• **WHAT TO WORK ON**: Locate the word "Buffer" in the entries below, then gather every line that holds it.

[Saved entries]
---------------

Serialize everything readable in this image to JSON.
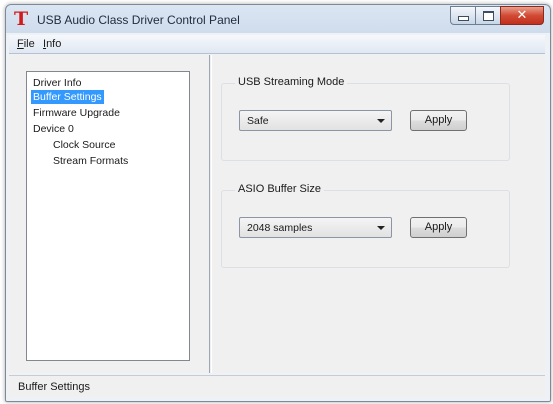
{
  "window": {
    "title": "USB Audio Class Driver Control Panel",
    "app_icon_glyph": "T",
    "icon_color": "#d21a1a",
    "minimize_glyph": "minimize-icon",
    "maximize_glyph": "maximize-icon",
    "close_glyph": "✕"
  },
  "menu": {
    "file": {
      "accelerator": "F",
      "rest": "ile"
    },
    "info": {
      "accelerator": "I",
      "rest": "nfo"
    }
  },
  "tree": {
    "items": [
      {
        "label": "Driver Info",
        "selected": false
      },
      {
        "label": "Buffer Settings",
        "selected": true
      },
      {
        "label": "Firmware Upgrade",
        "selected": false
      },
      {
        "label": "Device 0",
        "selected": false
      },
      {
        "label": "Clock Source",
        "selected": false
      },
      {
        "label": "Stream Formats",
        "selected": false
      }
    ],
    "selection_color": "#3399ff"
  },
  "streaming": {
    "group_title": "USB Streaming Mode",
    "selected": "Safe",
    "apply_label": "Apply"
  },
  "asio": {
    "group_title": "ASIO Buffer Size",
    "selected": "2048 samples",
    "apply_label": "Apply"
  },
  "status": {
    "text": "Buffer Settings"
  }
}
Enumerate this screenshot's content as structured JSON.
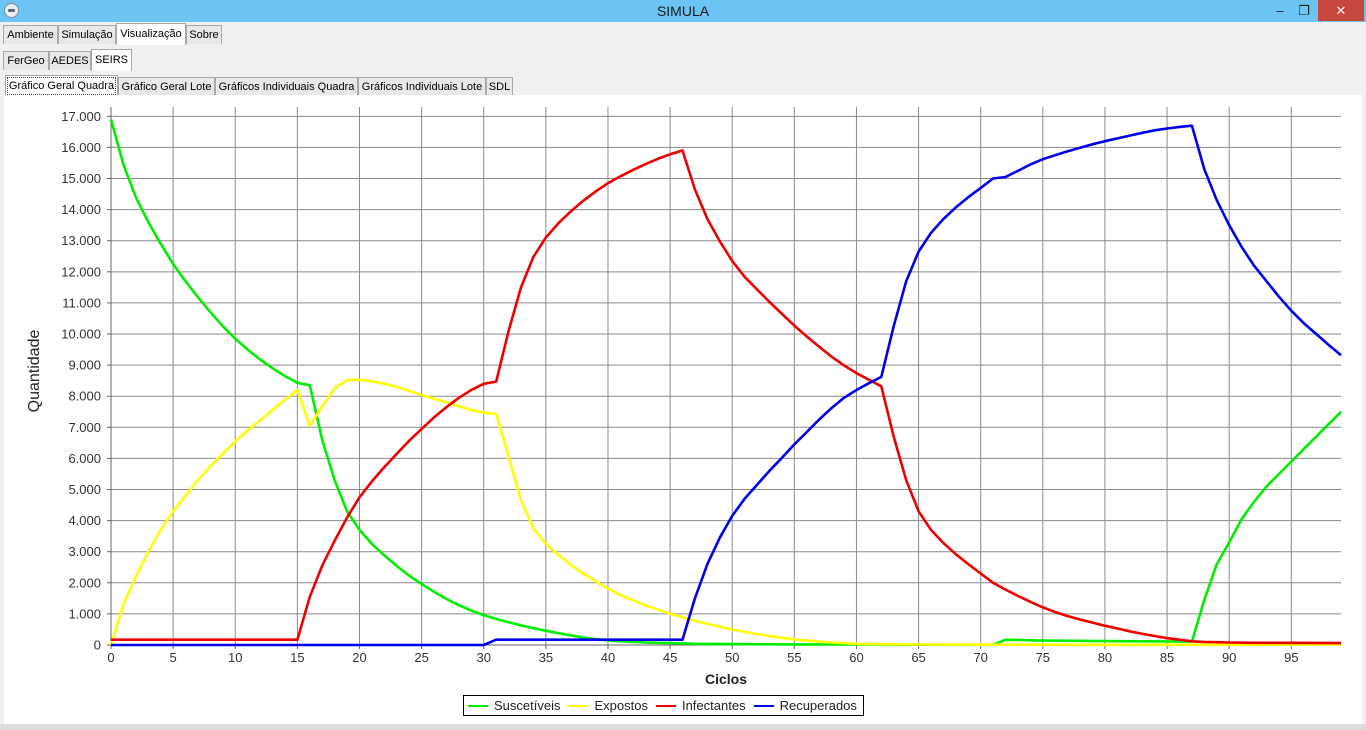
{
  "window": {
    "title": "SIMULA",
    "minimize_glyph": "–",
    "restore_glyph": "❐",
    "close_glyph": "✕"
  },
  "tabs_main": [
    {
      "label": "Ambiente"
    },
    {
      "label": "Simulação"
    },
    {
      "label": "Visualização"
    },
    {
      "label": "Sobre"
    }
  ],
  "tabs_sub": [
    {
      "label": "FerGeo"
    },
    {
      "label": "AEDES"
    },
    {
      "label": "SEIRS"
    }
  ],
  "tabs_chart": [
    {
      "label": "Gráfico Geral Quadra"
    },
    {
      "label": "Gráfico Geral Lote"
    },
    {
      "label": "Gráficos Individuais Quadra"
    },
    {
      "label": "Gráficos Individuais Lote"
    },
    {
      "label": "SDL"
    }
  ],
  "chart_data": {
    "type": "line",
    "xlabel": "Ciclos",
    "ylabel": "Quantidade",
    "xlim": [
      0,
      99
    ],
    "ylim": [
      0,
      17300
    ],
    "x_ticks": [
      0,
      5,
      10,
      15,
      20,
      25,
      30,
      35,
      40,
      45,
      50,
      55,
      60,
      65,
      70,
      75,
      80,
      85,
      90,
      95
    ],
    "y_ticks": [
      0,
      1000,
      2000,
      3000,
      4000,
      5000,
      6000,
      7000,
      8000,
      9000,
      10000,
      11000,
      12000,
      13000,
      14000,
      15000,
      16000,
      17000
    ],
    "y_tick_labels": [
      "0",
      "1.000",
      "2.000",
      "3.000",
      "4.000",
      "5.000",
      "6.000",
      "7.000",
      "8.000",
      "9.000",
      "10.000",
      "11.000",
      "12.000",
      "13.000",
      "14.000",
      "15.000",
      "16.000",
      "17.000"
    ],
    "grid": true,
    "legend_position": "bottom-center",
    "series": [
      {
        "name": "Suscetíveis",
        "color": "#00ee00",
        "points": [
          [
            0,
            16900
          ],
          [
            1,
            15450
          ],
          [
            2,
            14400
          ],
          [
            3,
            13600
          ],
          [
            4,
            12900
          ],
          [
            5,
            12250
          ],
          [
            6,
            11700
          ],
          [
            7,
            11180
          ],
          [
            8,
            10700
          ],
          [
            9,
            10250
          ],
          [
            10,
            9850
          ],
          [
            11,
            9500
          ],
          [
            12,
            9180
          ],
          [
            13,
            8900
          ],
          [
            14,
            8650
          ],
          [
            15,
            8430
          ],
          [
            16,
            8350
          ],
          [
            17,
            6600
          ],
          [
            18,
            5300
          ],
          [
            19,
            4300
          ],
          [
            20,
            3700
          ],
          [
            21,
            3250
          ],
          [
            22,
            2880
          ],
          [
            23,
            2540
          ],
          [
            24,
            2230
          ],
          [
            25,
            1960
          ],
          [
            26,
            1710
          ],
          [
            27,
            1480
          ],
          [
            28,
            1280
          ],
          [
            29,
            1110
          ],
          [
            30,
            960
          ],
          [
            31,
            840
          ],
          [
            32,
            730
          ],
          [
            33,
            630
          ],
          [
            34,
            540
          ],
          [
            35,
            460
          ],
          [
            36,
            380
          ],
          [
            37,
            310
          ],
          [
            38,
            240
          ],
          [
            39,
            190
          ],
          [
            40,
            150
          ],
          [
            41,
            120
          ],
          [
            42,
            100
          ],
          [
            43,
            80
          ],
          [
            44,
            70
          ],
          [
            45,
            60
          ],
          [
            46,
            50
          ],
          [
            47,
            40
          ],
          [
            48,
            35
          ],
          [
            50,
            30
          ],
          [
            55,
            20
          ],
          [
            60,
            15
          ],
          [
            65,
            10
          ],
          [
            70,
            8
          ],
          [
            71,
            5
          ],
          [
            72,
            170
          ],
          [
            73,
            160
          ],
          [
            75,
            140
          ],
          [
            80,
            125
          ],
          [
            85,
            115
          ],
          [
            87,
            110
          ],
          [
            88,
            1450
          ],
          [
            89,
            2600
          ],
          [
            90,
            3300
          ],
          [
            91,
            4050
          ],
          [
            92,
            4600
          ],
          [
            93,
            5100
          ],
          [
            94,
            5500
          ],
          [
            95,
            5900
          ],
          [
            96,
            6300
          ],
          [
            97,
            6700
          ],
          [
            98,
            7100
          ],
          [
            99,
            7500
          ]
        ]
      },
      {
        "name": "Expostos",
        "color": "#ffff00",
        "points": [
          [
            0,
            0
          ],
          [
            1,
            1300
          ],
          [
            2,
            2200
          ],
          [
            3,
            3000
          ],
          [
            4,
            3700
          ],
          [
            5,
            4300
          ],
          [
            6,
            4800
          ],
          [
            7,
            5300
          ],
          [
            8,
            5750
          ],
          [
            9,
            6150
          ],
          [
            10,
            6550
          ],
          [
            11,
            6900
          ],
          [
            12,
            7220
          ],
          [
            13,
            7550
          ],
          [
            14,
            7880
          ],
          [
            15,
            8200
          ],
          [
            16,
            7050
          ],
          [
            17,
            7680
          ],
          [
            18,
            8250
          ],
          [
            19,
            8520
          ],
          [
            20,
            8530
          ],
          [
            21,
            8480
          ],
          [
            22,
            8400
          ],
          [
            23,
            8300
          ],
          [
            24,
            8170
          ],
          [
            25,
            8040
          ],
          [
            26,
            7920
          ],
          [
            27,
            7800
          ],
          [
            28,
            7680
          ],
          [
            29,
            7560
          ],
          [
            30,
            7470
          ],
          [
            31,
            7430
          ],
          [
            32,
            6050
          ],
          [
            33,
            4650
          ],
          [
            34,
            3750
          ],
          [
            35,
            3250
          ],
          [
            36,
            2900
          ],
          [
            37,
            2580
          ],
          [
            38,
            2300
          ],
          [
            39,
            2050
          ],
          [
            40,
            1810
          ],
          [
            41,
            1610
          ],
          [
            42,
            1440
          ],
          [
            43,
            1280
          ],
          [
            44,
            1140
          ],
          [
            45,
            1010
          ],
          [
            46,
            890
          ],
          [
            47,
            780
          ],
          [
            48,
            680
          ],
          [
            49,
            590
          ],
          [
            50,
            500
          ],
          [
            51,
            420
          ],
          [
            52,
            350
          ],
          [
            53,
            290
          ],
          [
            54,
            230
          ],
          [
            55,
            180
          ],
          [
            56,
            140
          ],
          [
            57,
            110
          ],
          [
            58,
            80
          ],
          [
            59,
            60
          ],
          [
            60,
            40
          ],
          [
            62,
            25
          ],
          [
            65,
            15
          ],
          [
            70,
            10
          ],
          [
            80,
            5
          ],
          [
            90,
            8
          ],
          [
            99,
            20
          ]
        ]
      },
      {
        "name": "Infectantes",
        "color": "#ee0000",
        "points": [
          [
            0,
            170
          ],
          [
            5,
            170
          ],
          [
            10,
            170
          ],
          [
            15,
            170
          ],
          [
            16,
            1550
          ],
          [
            17,
            2550
          ],
          [
            18,
            3350
          ],
          [
            19,
            4100
          ],
          [
            20,
            4750
          ],
          [
            21,
            5260
          ],
          [
            22,
            5720
          ],
          [
            23,
            6150
          ],
          [
            24,
            6570
          ],
          [
            25,
            6950
          ],
          [
            26,
            7320
          ],
          [
            27,
            7650
          ],
          [
            28,
            7950
          ],
          [
            29,
            8200
          ],
          [
            30,
            8400
          ],
          [
            31,
            8470
          ],
          [
            32,
            10100
          ],
          [
            33,
            11500
          ],
          [
            34,
            12480
          ],
          [
            35,
            13100
          ],
          [
            36,
            13560
          ],
          [
            37,
            13940
          ],
          [
            38,
            14280
          ],
          [
            39,
            14580
          ],
          [
            40,
            14850
          ],
          [
            41,
            15070
          ],
          [
            42,
            15270
          ],
          [
            43,
            15460
          ],
          [
            44,
            15630
          ],
          [
            45,
            15780
          ],
          [
            46,
            15900
          ],
          [
            47,
            14650
          ],
          [
            48,
            13700
          ],
          [
            49,
            12980
          ],
          [
            50,
            12350
          ],
          [
            51,
            11840
          ],
          [
            52,
            11430
          ],
          [
            53,
            11030
          ],
          [
            54,
            10650
          ],
          [
            55,
            10270
          ],
          [
            56,
            9920
          ],
          [
            57,
            9590
          ],
          [
            58,
            9270
          ],
          [
            59,
            8990
          ],
          [
            60,
            8740
          ],
          [
            61,
            8530
          ],
          [
            62,
            8320
          ],
          [
            63,
            6700
          ],
          [
            64,
            5300
          ],
          [
            65,
            4300
          ],
          [
            66,
            3700
          ],
          [
            67,
            3280
          ],
          [
            68,
            2920
          ],
          [
            69,
            2600
          ],
          [
            70,
            2300
          ],
          [
            71,
            2000
          ],
          [
            72,
            1780
          ],
          [
            73,
            1580
          ],
          [
            74,
            1390
          ],
          [
            75,
            1210
          ],
          [
            76,
            1060
          ],
          [
            77,
            930
          ],
          [
            78,
            820
          ],
          [
            79,
            720
          ],
          [
            80,
            620
          ],
          [
            81,
            530
          ],
          [
            82,
            440
          ],
          [
            83,
            360
          ],
          [
            84,
            290
          ],
          [
            85,
            220
          ],
          [
            86,
            170
          ],
          [
            87,
            120
          ],
          [
            88,
            100
          ],
          [
            89,
            90
          ],
          [
            90,
            80
          ],
          [
            92,
            70
          ],
          [
            95,
            70
          ],
          [
            99,
            60
          ]
        ]
      },
      {
        "name": "Recuperados",
        "color": "#0000ee",
        "points": [
          [
            0,
            0
          ],
          [
            10,
            0
          ],
          [
            20,
            0
          ],
          [
            30,
            0
          ],
          [
            31,
            170
          ],
          [
            35,
            170
          ],
          [
            40,
            170
          ],
          [
            45,
            170
          ],
          [
            46,
            170
          ],
          [
            47,
            1500
          ],
          [
            48,
            2600
          ],
          [
            49,
            3450
          ],
          [
            50,
            4150
          ],
          [
            51,
            4700
          ],
          [
            52,
            5150
          ],
          [
            53,
            5600
          ],
          [
            54,
            6020
          ],
          [
            55,
            6450
          ],
          [
            56,
            6850
          ],
          [
            57,
            7250
          ],
          [
            58,
            7620
          ],
          [
            59,
            7950
          ],
          [
            60,
            8200
          ],
          [
            61,
            8420
          ],
          [
            62,
            8620
          ],
          [
            63,
            10250
          ],
          [
            64,
            11700
          ],
          [
            65,
            12650
          ],
          [
            66,
            13250
          ],
          [
            67,
            13700
          ],
          [
            68,
            14070
          ],
          [
            69,
            14400
          ],
          [
            70,
            14700
          ],
          [
            71,
            15000
          ],
          [
            72,
            15050
          ],
          [
            73,
            15250
          ],
          [
            74,
            15450
          ],
          [
            75,
            15620
          ],
          [
            76,
            15750
          ],
          [
            77,
            15880
          ],
          [
            78,
            15990
          ],
          [
            79,
            16100
          ],
          [
            80,
            16200
          ],
          [
            81,
            16290
          ],
          [
            82,
            16380
          ],
          [
            83,
            16470
          ],
          [
            84,
            16550
          ],
          [
            85,
            16610
          ],
          [
            86,
            16660
          ],
          [
            87,
            16700
          ],
          [
            88,
            15300
          ],
          [
            89,
            14300
          ],
          [
            90,
            13500
          ],
          [
            91,
            12800
          ],
          [
            92,
            12200
          ],
          [
            93,
            11700
          ],
          [
            94,
            11200
          ],
          [
            95,
            10750
          ],
          [
            96,
            10350
          ],
          [
            97,
            10000
          ],
          [
            98,
            9650
          ],
          [
            99,
            9320
          ]
        ]
      }
    ]
  }
}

---------------

• **THE COMPLETED TASK**:
        "label": "Buffer Settings",
    "group_title": "ASIO Buffer Size",
    "text": "Buffer Settings"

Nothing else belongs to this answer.